- WHAT NEEDS TO BE DONE -
Go through the data below and gather each line containing "values".

┌─ TASK INPUT

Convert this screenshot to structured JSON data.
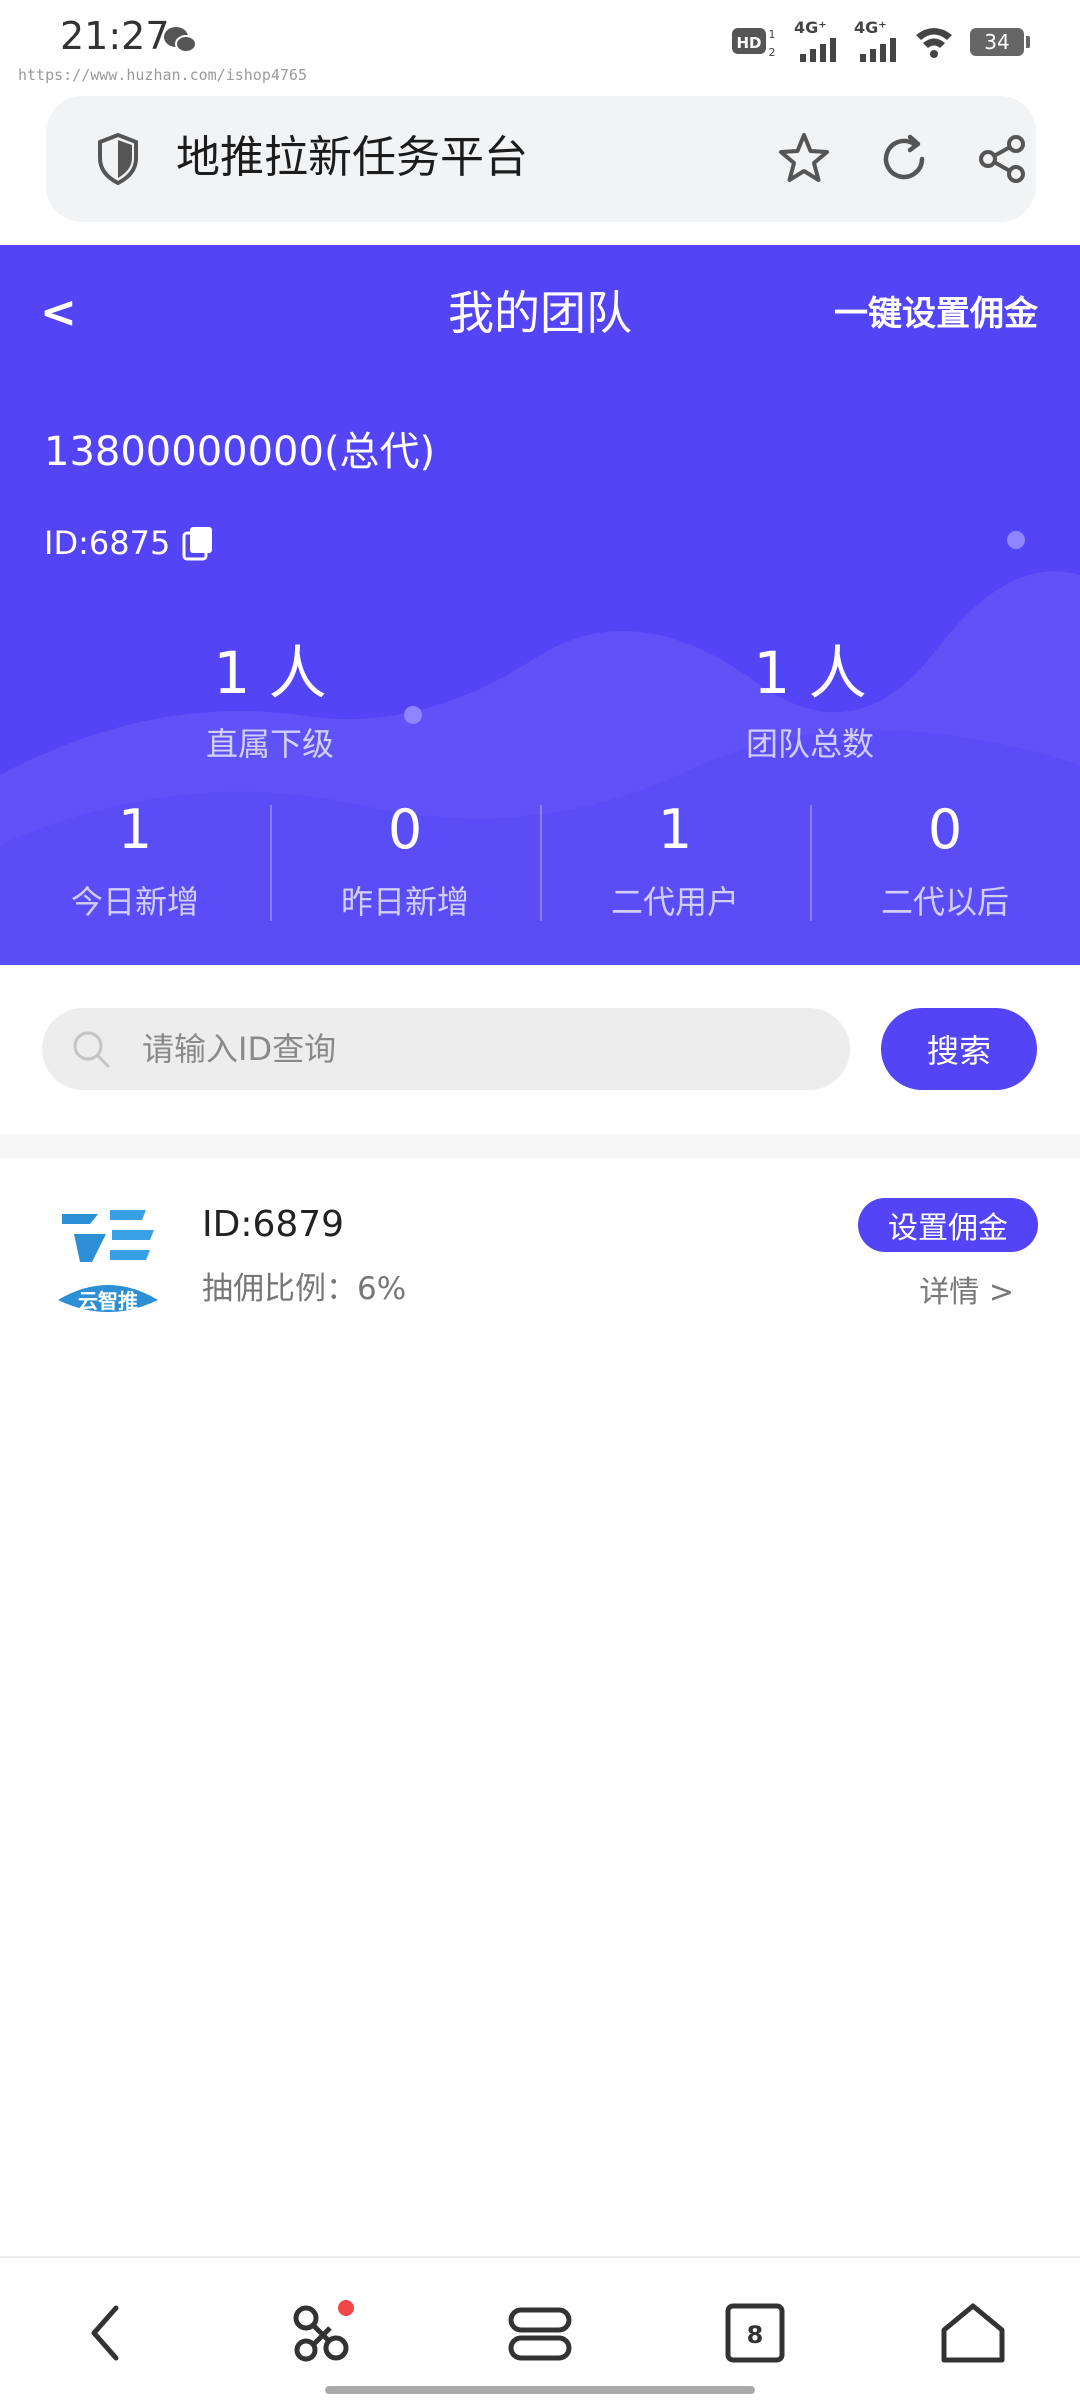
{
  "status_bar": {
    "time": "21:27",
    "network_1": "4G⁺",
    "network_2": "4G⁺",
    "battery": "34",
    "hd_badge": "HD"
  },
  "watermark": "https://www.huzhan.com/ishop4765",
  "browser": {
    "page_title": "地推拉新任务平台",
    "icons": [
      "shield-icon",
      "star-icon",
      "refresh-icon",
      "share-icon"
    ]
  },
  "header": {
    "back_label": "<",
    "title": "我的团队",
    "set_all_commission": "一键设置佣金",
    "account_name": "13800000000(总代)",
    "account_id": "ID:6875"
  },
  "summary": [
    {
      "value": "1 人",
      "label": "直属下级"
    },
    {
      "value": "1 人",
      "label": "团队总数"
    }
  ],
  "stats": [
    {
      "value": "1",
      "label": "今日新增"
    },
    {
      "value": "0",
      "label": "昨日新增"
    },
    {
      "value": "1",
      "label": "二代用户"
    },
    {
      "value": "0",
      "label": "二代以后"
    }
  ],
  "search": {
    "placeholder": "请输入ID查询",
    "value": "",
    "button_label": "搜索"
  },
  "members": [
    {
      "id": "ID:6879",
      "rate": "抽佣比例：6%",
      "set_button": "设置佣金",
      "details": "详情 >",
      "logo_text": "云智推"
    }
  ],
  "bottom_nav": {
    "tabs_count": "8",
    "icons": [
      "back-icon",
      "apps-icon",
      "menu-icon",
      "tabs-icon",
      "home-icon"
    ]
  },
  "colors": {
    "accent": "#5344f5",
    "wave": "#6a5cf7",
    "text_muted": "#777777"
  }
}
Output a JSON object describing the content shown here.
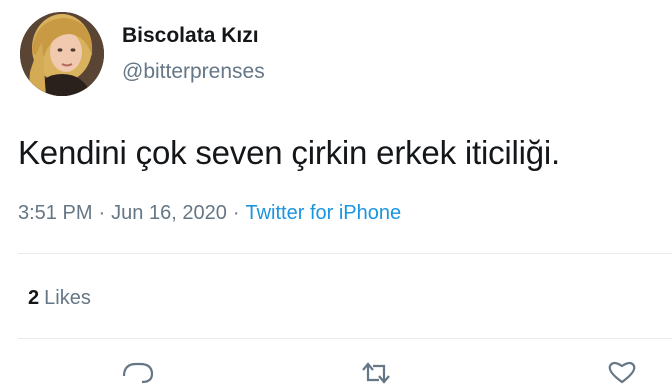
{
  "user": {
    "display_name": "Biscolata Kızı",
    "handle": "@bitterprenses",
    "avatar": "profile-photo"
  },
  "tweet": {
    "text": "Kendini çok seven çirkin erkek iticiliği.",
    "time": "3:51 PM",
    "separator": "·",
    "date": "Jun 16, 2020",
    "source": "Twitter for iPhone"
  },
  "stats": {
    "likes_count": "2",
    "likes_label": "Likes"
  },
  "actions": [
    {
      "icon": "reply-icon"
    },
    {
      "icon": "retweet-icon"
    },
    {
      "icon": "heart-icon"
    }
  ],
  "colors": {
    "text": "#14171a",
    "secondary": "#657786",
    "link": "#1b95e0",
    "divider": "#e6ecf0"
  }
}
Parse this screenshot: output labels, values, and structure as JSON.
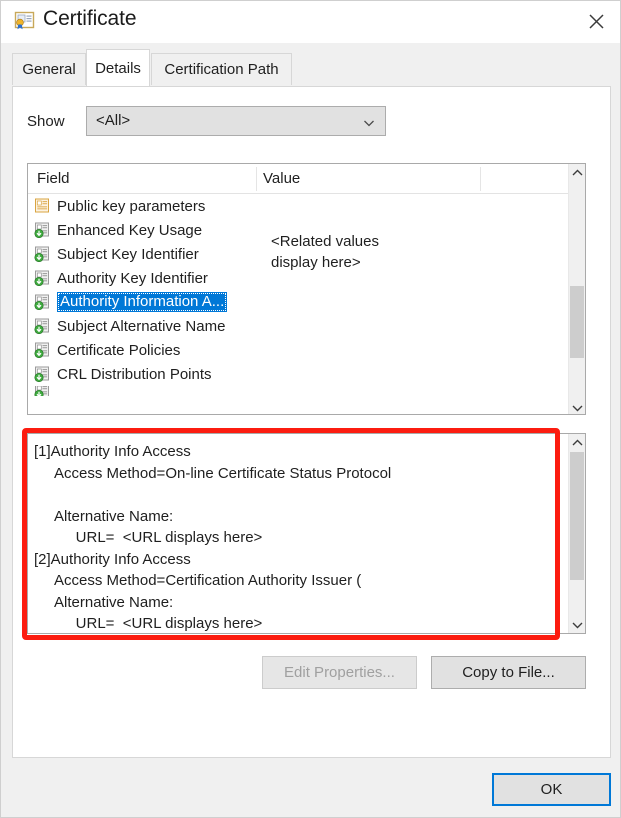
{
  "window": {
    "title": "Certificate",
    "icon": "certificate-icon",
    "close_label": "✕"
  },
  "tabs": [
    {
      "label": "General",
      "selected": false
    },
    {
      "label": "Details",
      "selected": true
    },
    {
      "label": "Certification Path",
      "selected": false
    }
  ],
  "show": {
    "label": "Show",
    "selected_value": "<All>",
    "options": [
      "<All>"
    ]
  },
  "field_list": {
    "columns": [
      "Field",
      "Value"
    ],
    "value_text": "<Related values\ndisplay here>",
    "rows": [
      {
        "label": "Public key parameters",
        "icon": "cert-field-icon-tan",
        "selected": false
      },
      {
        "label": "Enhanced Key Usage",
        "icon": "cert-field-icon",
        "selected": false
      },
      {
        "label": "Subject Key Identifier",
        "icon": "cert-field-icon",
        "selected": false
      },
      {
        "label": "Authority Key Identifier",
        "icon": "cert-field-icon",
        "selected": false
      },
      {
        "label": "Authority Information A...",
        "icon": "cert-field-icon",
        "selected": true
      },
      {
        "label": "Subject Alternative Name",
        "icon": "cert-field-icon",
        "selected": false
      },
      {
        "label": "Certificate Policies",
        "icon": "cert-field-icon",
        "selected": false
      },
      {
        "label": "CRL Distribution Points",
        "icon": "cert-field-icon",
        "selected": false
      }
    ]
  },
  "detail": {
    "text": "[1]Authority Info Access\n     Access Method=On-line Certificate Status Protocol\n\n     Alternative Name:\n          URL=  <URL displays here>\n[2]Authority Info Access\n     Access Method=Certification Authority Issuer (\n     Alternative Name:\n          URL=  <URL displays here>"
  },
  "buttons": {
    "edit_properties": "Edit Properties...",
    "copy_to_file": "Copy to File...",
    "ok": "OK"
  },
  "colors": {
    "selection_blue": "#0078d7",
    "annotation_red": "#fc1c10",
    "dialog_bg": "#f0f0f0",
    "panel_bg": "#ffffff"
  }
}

└─

- ANSWER TO THIS TASK -
Parse this screenshot: output labels, values, and structure as JSON.
    "value_text": "<Related values\ndisplay here>",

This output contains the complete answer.